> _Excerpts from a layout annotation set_
+--

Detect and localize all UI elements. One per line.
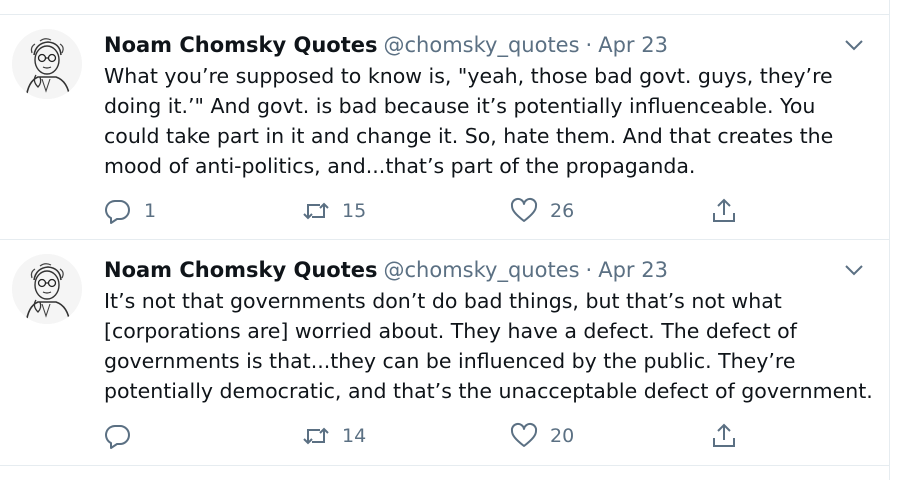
reply-icon	[105, 199, 130, 224]
tweet-date[interactable]: Apr 23	[598, 33, 668, 57]
retweet-count: 15	[342, 200, 367, 222]
avatar[interactable]	[12, 29, 82, 99]
like-button[interactable]: 26	[510, 195, 574, 227]
chevron-down-icon[interactable]	[843, 37, 865, 53]
tweet-text: What you’re supposed to know is, "yeah, …	[104, 64, 840, 178]
tweet-header: Noam Chomsky Quotes @chomsky_quotes · Apr 2…	[104, 31, 668, 59]
share-button[interactable]	[710, 420, 738, 452]
author-name[interactable]: Noam Chomsky Quotes	[104, 33, 378, 57]
avatar-sketch-icon	[12, 254, 82, 324]
like-count: 20	[550, 425, 575, 447]
like-icon	[510, 422, 538, 447]
like-button[interactable]: 20	[510, 420, 574, 452]
tweet-header: Noam Chomsky Quotes @chomsky_quotes · Apr 2…	[104, 256, 668, 284]
tweet-actions: 14 20	[104, 420, 754, 452]
retweet-button[interactable]: 14	[302, 420, 366, 452]
chevron-down-icon[interactable]	[843, 262, 865, 278]
reply-count: 1	[144, 200, 157, 222]
retweet-count: 14	[342, 425, 367, 447]
reply-button[interactable]	[104, 420, 144, 452]
author-handle[interactable]: @chomsky_quotes	[384, 258, 580, 282]
tweet-date[interactable]: Apr 23	[598, 258, 668, 282]
retweet-icon	[303, 202, 329, 220]
like-count: 26	[550, 200, 575, 222]
author-name[interactable]: Noam Chomsky Quotes	[104, 258, 378, 282]
tweet[interactable]: Noam Chomsky Quotes @chomsky_quotes · Apr 2…	[0, 14, 889, 240]
share-icon	[713, 198, 735, 222]
retweet-button[interactable]: 15	[302, 195, 366, 227]
author-handle[interactable]: @chomsky_quotes	[384, 33, 580, 57]
avatar[interactable]	[12, 254, 82, 324]
retweet-icon	[303, 427, 329, 445]
reply-icon	[105, 424, 130, 449]
avatar-sketch-icon	[12, 29, 82, 99]
separator-dot: ·	[585, 258, 593, 282]
reply-button[interactable]: 1	[104, 195, 156, 227]
tweet-text: It’s not that governments don’t do bad t…	[104, 289, 873, 403]
separator-dot: ·	[585, 33, 593, 57]
tweet-actions: 1 15 26	[104, 195, 754, 227]
share-button[interactable]	[710, 195, 738, 227]
like-icon	[510, 197, 538, 222]
tweet[interactable]: Noam Chomsky Quotes @chomsky_quotes · Apr 2…	[0, 240, 889, 466]
share-icon	[713, 423, 735, 447]
timeline: Noam Chomsky Quotes @chomsky_quotes · Apr 2…	[0, 0, 890, 480]
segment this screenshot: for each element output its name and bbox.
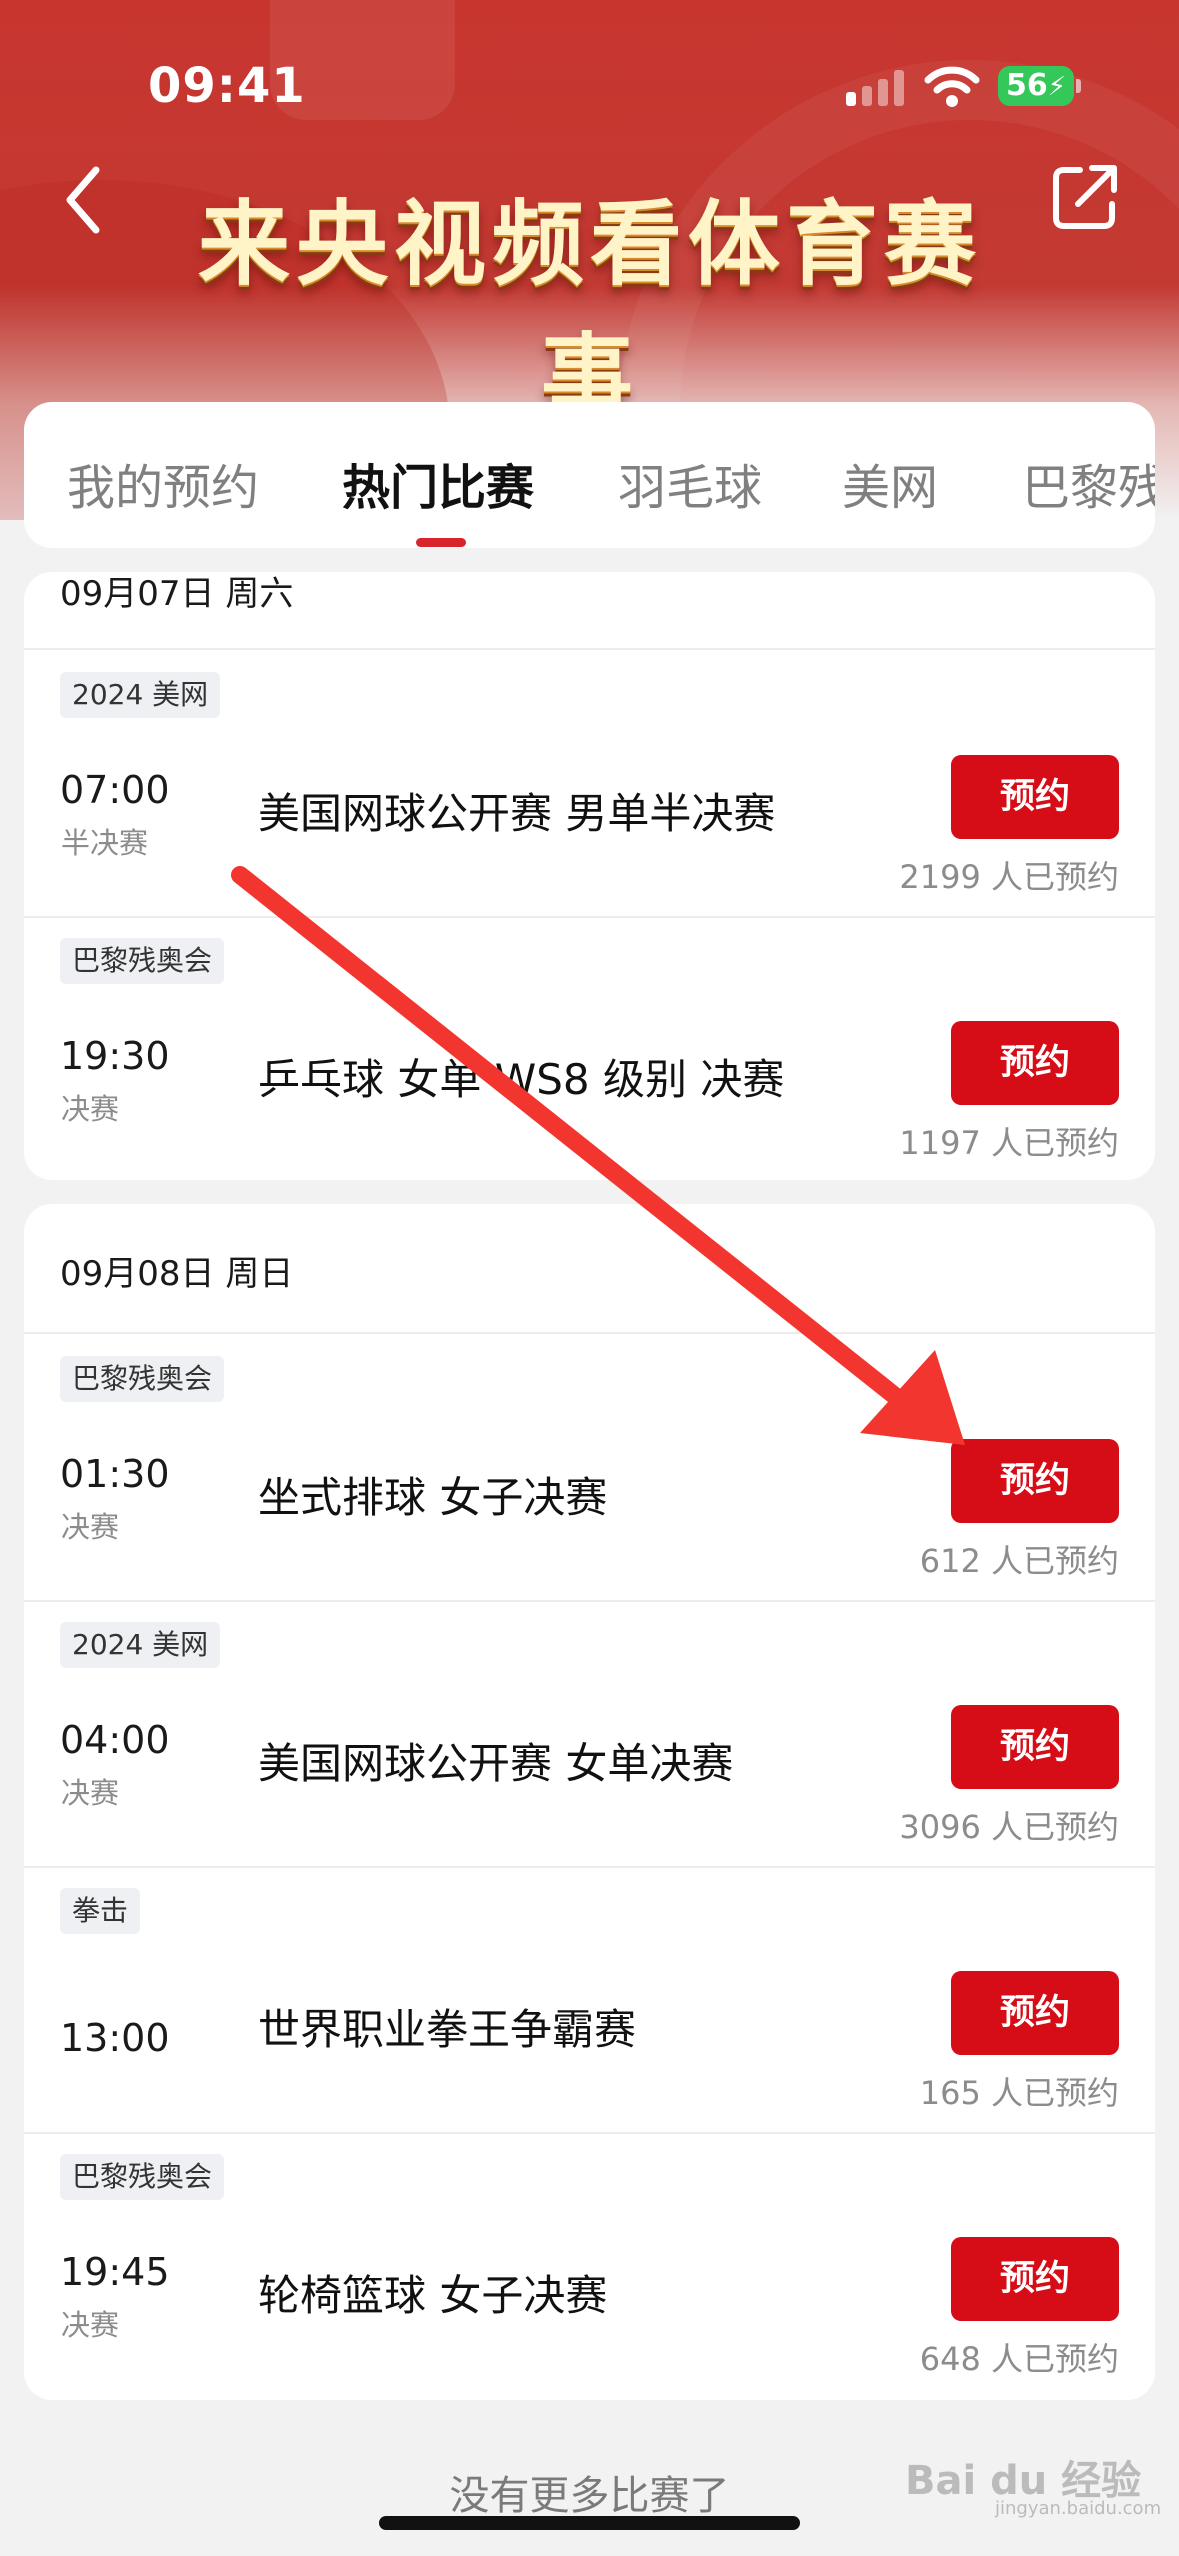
match-tag: 巴黎残奥会 bbox=[60, 1356, 225, 1402]
reserve-button[interactable]: 预约 bbox=[951, 2237, 1119, 2321]
match-row[interactable]: 巴黎残奥会 01:30 决赛 坐式排球 女子决赛 预约 612 人已预约 bbox=[24, 1334, 1155, 1600]
reserve-button[interactable]: 预约 bbox=[951, 755, 1119, 839]
reserve-button[interactable]: 预约 bbox=[951, 1971, 1119, 2055]
match-time: 13:00 bbox=[60, 2016, 170, 2060]
match-tag: 2024 美网 bbox=[60, 1622, 221, 1668]
tab-us-open[interactable]: 美网 bbox=[842, 448, 938, 518]
match-time: 07:00 bbox=[60, 768, 170, 812]
cellular-signal-icon bbox=[846, 70, 904, 106]
reservation-count: 1197 人已预约 bbox=[899, 1124, 1119, 1162]
tab-my-reservations[interactable]: 我的预约 bbox=[67, 448, 259, 518]
match-row[interactable]: 巴黎残奥会 19:30 决赛 乒乓球 女单 WS8 级别 决赛 预约 1197 … bbox=[24, 916, 1155, 1180]
match-time: 19:45 bbox=[60, 2250, 170, 2294]
match-tag: 2024 美网 bbox=[60, 672, 221, 718]
tab-hot-matches[interactable]: 热门比赛 bbox=[342, 448, 534, 518]
match-title: 世界职业拳王争霸赛 bbox=[258, 2005, 637, 2054]
match-stage: 决赛 bbox=[61, 1092, 120, 1126]
match-row[interactable]: 2024 美网 07:00 半决赛 美国网球公开赛 男单半决赛 预约 2199 … bbox=[24, 650, 1155, 916]
match-row[interactable]: 拳击 13:00 世界职业拳王争霸赛 预约 165 人已预约 bbox=[24, 1866, 1155, 2132]
battery-level: 56 bbox=[1006, 68, 1048, 103]
match-time: 04:00 bbox=[60, 1718, 170, 1762]
wifi-icon bbox=[924, 66, 980, 107]
reserve-button[interactable]: 预约 bbox=[951, 1705, 1119, 1789]
reserve-button[interactable]: 预约 bbox=[951, 1021, 1119, 1105]
reservation-count: 3096 人已预约 bbox=[899, 1808, 1119, 1846]
tab-paris-paralympics[interactable]: 巴黎残 bbox=[1022, 448, 1155, 518]
match-title: 美国网球公开赛 女单决赛 bbox=[258, 1739, 734, 1788]
day-date: 09月08日 周日 bbox=[60, 1254, 294, 1294]
match-title: 美国网球公开赛 男单半决赛 bbox=[258, 789, 776, 838]
status-bar: 09:41 56⚡ bbox=[0, 0, 1179, 150]
reservation-count: 648 人已预约 bbox=[919, 2340, 1119, 2378]
match-tag: 巴黎残奥会 bbox=[60, 2154, 225, 2200]
match-stage: 决赛 bbox=[61, 2308, 120, 2342]
page-title: 来央视频看体育赛事 bbox=[197, 190, 982, 431]
battery-icon: 56⚡ bbox=[998, 66, 1081, 106]
day-section: 09月07日 周六 2024 美网 07:00 半决赛 美国网球公开赛 男单半决… bbox=[24, 572, 1155, 1180]
match-tag: 拳击 bbox=[60, 1888, 141, 1934]
reservation-count: 612 人已预约 bbox=[919, 1542, 1119, 1580]
match-time: 19:30 bbox=[60, 1034, 170, 1078]
tab-bar: 我的预约 热门比赛 羽毛球 美网 巴黎残 bbox=[24, 402, 1155, 548]
day-date: 09月07日 周六 bbox=[60, 574, 294, 614]
match-title: 乒乓球 女单 WS8 级别 决赛 bbox=[258, 1055, 785, 1104]
status-time: 09:41 bbox=[148, 58, 306, 114]
match-tag: 巴黎残奥会 bbox=[60, 938, 225, 984]
match-stage: 决赛 bbox=[61, 1776, 120, 1810]
match-stage: 决赛 bbox=[61, 1510, 120, 1544]
watermark-url: jingyan.baidu.com bbox=[995, 2498, 1162, 2519]
reserve-button[interactable]: 预约 bbox=[951, 1439, 1119, 1523]
home-indicator bbox=[379, 2516, 800, 2530]
baidu-watermark: Bai du 经验 jingyan.baidu.com bbox=[905, 2448, 1161, 2519]
match-title: 坐式排球 女子决赛 bbox=[258, 1473, 608, 1522]
match-row[interactable]: 巴黎残奥会 19:45 决赛 轮椅篮球 女子决赛 预约 648 人已预约 bbox=[24, 2132, 1155, 2398]
match-title: 轮椅篮球 女子决赛 bbox=[258, 2271, 608, 2320]
match-time: 01:30 bbox=[60, 1452, 170, 1496]
reservation-count: 2199 人已预约 bbox=[899, 858, 1119, 896]
reservation-count: 165 人已预约 bbox=[919, 2074, 1119, 2112]
day-section: 09月08日 周日 巴黎残奥会 01:30 决赛 坐式排球 女子决赛 预约 61… bbox=[24, 1204, 1155, 2400]
share-icon[interactable] bbox=[1050, 160, 1122, 232]
tab-badminton[interactable]: 羽毛球 bbox=[618, 448, 762, 518]
back-icon[interactable] bbox=[60, 160, 110, 240]
match-stage: 半决赛 bbox=[61, 826, 149, 860]
match-row[interactable]: 2024 美网 04:00 决赛 美国网球公开赛 女单决赛 预约 3096 人已… bbox=[24, 1600, 1155, 1866]
active-tab-indicator bbox=[416, 538, 466, 547]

+--

> _Task_
Return the material's lines above without any changes. Begin at the line that has "match-tag: 巴黎残奥会 bbox=[60, 1356, 225, 1402]" and stop after the line that has "reserve-button[interactable]: 预约 bbox=[951, 755, 1119, 839]".

> _Final result_
match-tag: 巴黎残奥会 bbox=[60, 1356, 225, 1402]
reserve-button[interactable]: 预约 bbox=[951, 2237, 1119, 2321]
match-row[interactable]: 巴黎残奥会 01:30 决赛 坐式排球 女子决赛 预约 612 人已预约 bbox=[24, 1334, 1155, 1600]
reserve-button[interactable]: 预约 bbox=[951, 755, 1119, 839]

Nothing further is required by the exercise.